(Data lines)
------------------------------------------------------------------------

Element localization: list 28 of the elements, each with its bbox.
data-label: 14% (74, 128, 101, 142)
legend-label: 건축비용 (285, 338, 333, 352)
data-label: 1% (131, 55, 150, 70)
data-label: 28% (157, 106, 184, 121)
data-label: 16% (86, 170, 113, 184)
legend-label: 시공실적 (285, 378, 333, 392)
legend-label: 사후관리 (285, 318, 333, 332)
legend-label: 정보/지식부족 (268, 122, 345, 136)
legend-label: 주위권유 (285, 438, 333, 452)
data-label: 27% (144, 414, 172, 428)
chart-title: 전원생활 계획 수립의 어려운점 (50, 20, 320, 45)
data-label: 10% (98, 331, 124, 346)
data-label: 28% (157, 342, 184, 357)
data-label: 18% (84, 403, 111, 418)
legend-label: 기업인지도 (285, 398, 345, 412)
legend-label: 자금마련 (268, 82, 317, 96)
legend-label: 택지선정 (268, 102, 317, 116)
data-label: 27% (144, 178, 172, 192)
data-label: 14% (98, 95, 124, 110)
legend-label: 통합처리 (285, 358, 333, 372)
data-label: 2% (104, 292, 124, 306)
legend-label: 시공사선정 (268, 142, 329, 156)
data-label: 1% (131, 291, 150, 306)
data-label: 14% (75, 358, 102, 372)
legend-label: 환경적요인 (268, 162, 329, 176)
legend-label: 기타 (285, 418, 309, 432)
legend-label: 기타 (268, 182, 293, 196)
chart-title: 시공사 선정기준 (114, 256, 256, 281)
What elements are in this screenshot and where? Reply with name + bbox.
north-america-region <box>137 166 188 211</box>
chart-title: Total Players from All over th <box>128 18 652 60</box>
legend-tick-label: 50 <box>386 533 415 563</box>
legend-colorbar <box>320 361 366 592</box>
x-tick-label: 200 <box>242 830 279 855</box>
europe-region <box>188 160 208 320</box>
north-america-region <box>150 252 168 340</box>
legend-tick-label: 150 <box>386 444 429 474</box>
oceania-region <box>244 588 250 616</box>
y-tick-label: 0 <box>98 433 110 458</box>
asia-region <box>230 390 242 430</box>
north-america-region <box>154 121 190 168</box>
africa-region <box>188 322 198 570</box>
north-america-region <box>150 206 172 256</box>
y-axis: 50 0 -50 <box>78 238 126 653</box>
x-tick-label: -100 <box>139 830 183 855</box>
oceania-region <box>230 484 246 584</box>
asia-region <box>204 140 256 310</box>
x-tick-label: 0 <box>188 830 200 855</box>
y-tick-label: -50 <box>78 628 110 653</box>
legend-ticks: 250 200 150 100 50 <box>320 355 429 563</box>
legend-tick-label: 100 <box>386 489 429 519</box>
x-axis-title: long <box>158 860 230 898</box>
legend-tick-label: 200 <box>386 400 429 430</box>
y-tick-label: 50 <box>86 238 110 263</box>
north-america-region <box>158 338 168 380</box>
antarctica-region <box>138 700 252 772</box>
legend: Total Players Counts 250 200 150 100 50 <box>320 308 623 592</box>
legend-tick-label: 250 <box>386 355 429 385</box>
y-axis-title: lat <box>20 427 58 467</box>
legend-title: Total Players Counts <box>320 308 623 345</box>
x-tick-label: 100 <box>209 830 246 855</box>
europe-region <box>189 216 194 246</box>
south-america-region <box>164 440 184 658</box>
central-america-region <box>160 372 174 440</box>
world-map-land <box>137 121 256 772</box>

------------------------------------------------------------------------

Repeat word for word every line of the entries from the very first one through the line that contains "data-label: 27% (144, 414, 172, 428)", including both.

Element localization: list 28 of the elements, each with its bbox.
data-label: 14% (74, 128, 101, 142)
legend-label: 건축비용 (285, 338, 333, 352)
data-label: 1% (131, 55, 150, 70)
data-label: 28% (157, 106, 184, 121)
data-label: 16% (86, 170, 113, 184)
legend-label: 시공실적 (285, 378, 333, 392)
legend-label: 사후관리 (285, 318, 333, 332)
legend-label: 정보/지식부족 (268, 122, 345, 136)
legend-label: 주위권유 (285, 438, 333, 452)
data-label: 27% (144, 414, 172, 428)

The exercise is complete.